EXERCISE DIRECTIONS
Below are some records; return each one exactly.

DATASET EXCERPTS
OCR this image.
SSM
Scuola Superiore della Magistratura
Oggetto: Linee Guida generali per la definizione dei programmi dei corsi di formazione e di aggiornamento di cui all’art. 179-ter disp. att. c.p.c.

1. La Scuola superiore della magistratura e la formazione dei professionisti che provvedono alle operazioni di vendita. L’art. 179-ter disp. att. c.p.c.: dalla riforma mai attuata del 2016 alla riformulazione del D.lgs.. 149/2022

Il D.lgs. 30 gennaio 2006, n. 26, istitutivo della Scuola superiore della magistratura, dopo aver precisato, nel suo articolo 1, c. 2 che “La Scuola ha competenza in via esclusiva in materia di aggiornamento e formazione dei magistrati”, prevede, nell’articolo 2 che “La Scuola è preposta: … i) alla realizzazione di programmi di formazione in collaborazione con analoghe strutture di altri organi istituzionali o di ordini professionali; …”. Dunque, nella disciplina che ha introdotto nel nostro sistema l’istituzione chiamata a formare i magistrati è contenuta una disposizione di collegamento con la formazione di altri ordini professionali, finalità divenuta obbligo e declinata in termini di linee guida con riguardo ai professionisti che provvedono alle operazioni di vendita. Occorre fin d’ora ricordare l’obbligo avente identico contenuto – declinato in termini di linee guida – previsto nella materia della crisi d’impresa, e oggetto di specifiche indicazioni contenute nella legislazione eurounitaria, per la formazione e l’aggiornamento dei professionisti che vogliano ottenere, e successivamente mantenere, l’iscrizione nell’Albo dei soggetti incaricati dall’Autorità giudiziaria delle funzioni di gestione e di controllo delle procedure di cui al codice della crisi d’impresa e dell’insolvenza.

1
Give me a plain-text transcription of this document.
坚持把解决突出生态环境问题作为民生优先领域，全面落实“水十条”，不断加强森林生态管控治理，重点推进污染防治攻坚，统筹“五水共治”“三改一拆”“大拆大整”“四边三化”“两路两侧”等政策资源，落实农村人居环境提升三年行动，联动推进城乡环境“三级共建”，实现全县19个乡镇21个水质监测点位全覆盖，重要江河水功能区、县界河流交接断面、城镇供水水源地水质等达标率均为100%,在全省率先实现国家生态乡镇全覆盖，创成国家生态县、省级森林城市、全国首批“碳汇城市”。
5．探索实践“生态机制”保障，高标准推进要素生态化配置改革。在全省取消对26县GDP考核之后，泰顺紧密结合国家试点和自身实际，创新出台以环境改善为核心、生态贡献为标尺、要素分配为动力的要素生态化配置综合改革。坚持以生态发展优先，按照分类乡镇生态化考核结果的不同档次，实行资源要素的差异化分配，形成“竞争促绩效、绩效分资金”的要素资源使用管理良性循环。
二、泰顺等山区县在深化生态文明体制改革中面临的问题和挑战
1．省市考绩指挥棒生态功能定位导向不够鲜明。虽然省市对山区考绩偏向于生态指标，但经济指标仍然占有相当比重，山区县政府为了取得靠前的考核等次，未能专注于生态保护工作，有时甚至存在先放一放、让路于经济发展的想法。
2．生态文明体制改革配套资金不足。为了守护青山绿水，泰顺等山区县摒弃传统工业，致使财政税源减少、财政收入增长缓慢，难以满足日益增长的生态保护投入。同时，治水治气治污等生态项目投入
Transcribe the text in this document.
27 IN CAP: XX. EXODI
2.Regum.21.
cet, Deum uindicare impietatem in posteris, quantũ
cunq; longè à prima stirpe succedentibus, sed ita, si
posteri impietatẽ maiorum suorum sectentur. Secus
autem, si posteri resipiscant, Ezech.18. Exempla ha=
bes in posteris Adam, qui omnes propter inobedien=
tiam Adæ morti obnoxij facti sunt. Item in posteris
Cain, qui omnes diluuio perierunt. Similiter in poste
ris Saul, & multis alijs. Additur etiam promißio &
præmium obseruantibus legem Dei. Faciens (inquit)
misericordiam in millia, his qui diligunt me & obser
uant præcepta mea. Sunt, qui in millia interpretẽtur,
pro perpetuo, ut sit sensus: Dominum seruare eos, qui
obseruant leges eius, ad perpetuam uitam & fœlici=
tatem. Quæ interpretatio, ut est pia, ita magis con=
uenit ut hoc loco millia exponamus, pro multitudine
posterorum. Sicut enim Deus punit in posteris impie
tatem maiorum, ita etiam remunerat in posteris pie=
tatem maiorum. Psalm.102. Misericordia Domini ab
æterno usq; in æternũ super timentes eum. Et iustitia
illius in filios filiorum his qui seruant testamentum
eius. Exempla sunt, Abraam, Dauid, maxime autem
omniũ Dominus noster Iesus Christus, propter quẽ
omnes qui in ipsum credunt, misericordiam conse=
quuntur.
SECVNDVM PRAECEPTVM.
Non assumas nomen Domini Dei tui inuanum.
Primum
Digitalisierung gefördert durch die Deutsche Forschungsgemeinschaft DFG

TASK ANSWER
OCR this image.
SSM
Scuola Superiore della Magistratura
Oggetto: Linee Guida generali per la definizione dei programmi dei corsi di formazione e di aggiornamento di cui all’art. 179-ter disp. att. c.p.c.

1. La Scuola superiore della magistratura e la formazione dei professionisti che provvedono alle operazioni di vendita. L’art. 179-ter disp. att. c.p.c.: dalla riforma mai attuata del 2016 alla riformulazione del D.lgs.. 149/2022

Il D.lgs. 30 gennaio 2006, n. 26, istitutivo della Scuola superiore della magistratura, dopo aver precisato, nel suo articolo 1, c. 2 che “La Scuola ha competenza in via esclusiva in materia di aggiornamento e formazione dei magistrati”, prevede, nell’articolo 2 che “La Scuola è preposta: … i) alla realizzazione di programmi di formazione in collaborazione con analoghe strutture di altri organi istituzionali o di ordini professionali; …”. Dunque, nella disciplina che ha introdotto nel nostro sistema l’istituzione chiamata a formare i magistrati è contenuta una disposizione di collegamento con la formazione di altri ordini professionali, finalità divenuta obbligo e declinata in termini di linee guida con riguardo ai professionisti che provvedono alle operazioni di vendita. Occorre fin d’ora ricordare l’obbligo avente identico contenuto – declinato in termini di linee guida – previsto nella materia della crisi d’impresa, e oggetto di specifiche indicazioni contenute nella legislazione eurounitaria, per la formazione e l’aggiornamento dei professionisti che vogliano ottenere, e successivamente mantenere, l’iscrizione nell’Albo dei soggetti incaricati dall’Autorità giudiziaria delle funzioni di gestione e di controllo delle procedure di cui al codice della crisi d’impresa e dell’insolvenza.

1
Give me a plain-text transcription of this document.
坚持把解决突出生态环境问题作为民生优先领域，全面落实“水十条”，不断加强森林生态管控治理，重点推进污染防治攻坚，统筹“五水共治”“三改一拆”“大拆大整”“四边三化”“两路两侧”等政策资源，落实农村人居环境提升三年行动，联动推进城乡环境“三级共建”，实现全县19个乡镇21个水质监测点位全覆盖，重要江河水功能区、县界河流交接断面、城镇供水水源地水质等达标率均为100%,在全省率先实现国家生态乡镇全覆盖，创成国家生态县、省级森林城市、全国首批“碳汇城市”。
5．探索实践“生态机制”保障，高标准推进要素生态化配置改革。在全省取消对26县GDP考核之后，泰顺紧密结合国家试点和自身实际，创新出台以环境改善为核心、生态贡献为标尺、要素分配为动力的要素生态化配置综合改革。坚持以生态发展优先，按照分类乡镇生态化考核结果的不同档次，实行资源要素的差异化分配，形成“竞争促绩效、绩效分资金”的要素资源使用管理良性循环。
二、泰顺等山区县在深化生态文明体制改革中面临的问题和挑战
1．省市考绩指挥棒生态功能定位导向不够鲜明。虽然省市对山区考绩偏向于生态指标，但经济指标仍然占有相当比重，山区县政府为了取得靠前的考核等次，未能专注于生态保护工作，有时甚至存在先放一放、让路于经济发展的想法。
2．生态文明体制改革配套资金不足。为了守护青山绿水，泰顺等山区县摒弃传统工业，致使财政税源减少、财政收入增长缓慢，难以满足日益增长的生态保护投入。同时，治水治气治污等生态项目投入
Transcribe the text in this document.
27 IN CAP: XX. EXODI
2.Regum.21.
cet, Deum uindicare impietatem in posteris, quantũ
cunq; longè à prima stirpe succedentibus, sed ita, si
posteri impietatẽ maiorum suorum sectentur. Secus
autem, si posteri resipiscant, Ezech.18. Exempla ha=
bes in posteris Adam, qui omnes propter inobedien=
tiam Adæ morti obnoxij facti sunt. Item in posteris
Cain, qui omnes diluuio perierunt. Similiter in poste
ris Saul, & multis alijs. Additur etiam promißio &
præmium obseruantibus legem Dei. Faciens (inquit)
misericordiam in millia, his qui diligunt me & obser
uant præcepta mea. Sunt, qui in millia interpretẽtur,
pro perpetuo, ut sit sensus: Dominum seruare eos, qui
obseruant leges eius, ad perpetuam uitam & fœlici=
tatem. Quæ interpretatio, ut est pia, ita magis con=
uenit ut hoc loco millia exponamus, pro multitudine
posterorum. Sicut enim Deus punit in posteris impie
tatem maiorum, ita etiam remunerat in posteris pie=
tatem maiorum. Psalm.102. Misericordia Domini ab
æterno usq; in æternũ super timentes eum. Et iustitia
illius in filios filiorum his qui seruant testamentum
eius. Exempla sunt, Abraam, Dauid, maxime autem
omniũ Dominus noster Iesus Christus, propter quẽ
omnes qui in ipsum credunt, misericordiam conse=
quuntur.
SECVNDVM PRAECEPTVM.
Non assumas nomen Domini Dei tui inuanum.
Primum
Digitalisierung gefördert durch die Deutsche Forschungsgemeinschaft DFG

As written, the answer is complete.